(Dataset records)
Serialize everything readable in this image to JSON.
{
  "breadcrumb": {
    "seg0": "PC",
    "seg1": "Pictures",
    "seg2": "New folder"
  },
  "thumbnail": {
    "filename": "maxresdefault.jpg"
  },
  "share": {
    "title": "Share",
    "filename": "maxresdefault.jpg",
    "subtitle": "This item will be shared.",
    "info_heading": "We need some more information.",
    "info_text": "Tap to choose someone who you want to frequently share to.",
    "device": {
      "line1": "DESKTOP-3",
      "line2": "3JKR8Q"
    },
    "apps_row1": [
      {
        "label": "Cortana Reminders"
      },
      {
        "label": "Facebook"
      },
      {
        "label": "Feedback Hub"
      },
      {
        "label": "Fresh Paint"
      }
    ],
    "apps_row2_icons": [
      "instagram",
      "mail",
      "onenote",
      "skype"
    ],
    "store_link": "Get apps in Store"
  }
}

## Task description
Report how many lines in these entries contain "filename". Answer with the number only.

## Answer
2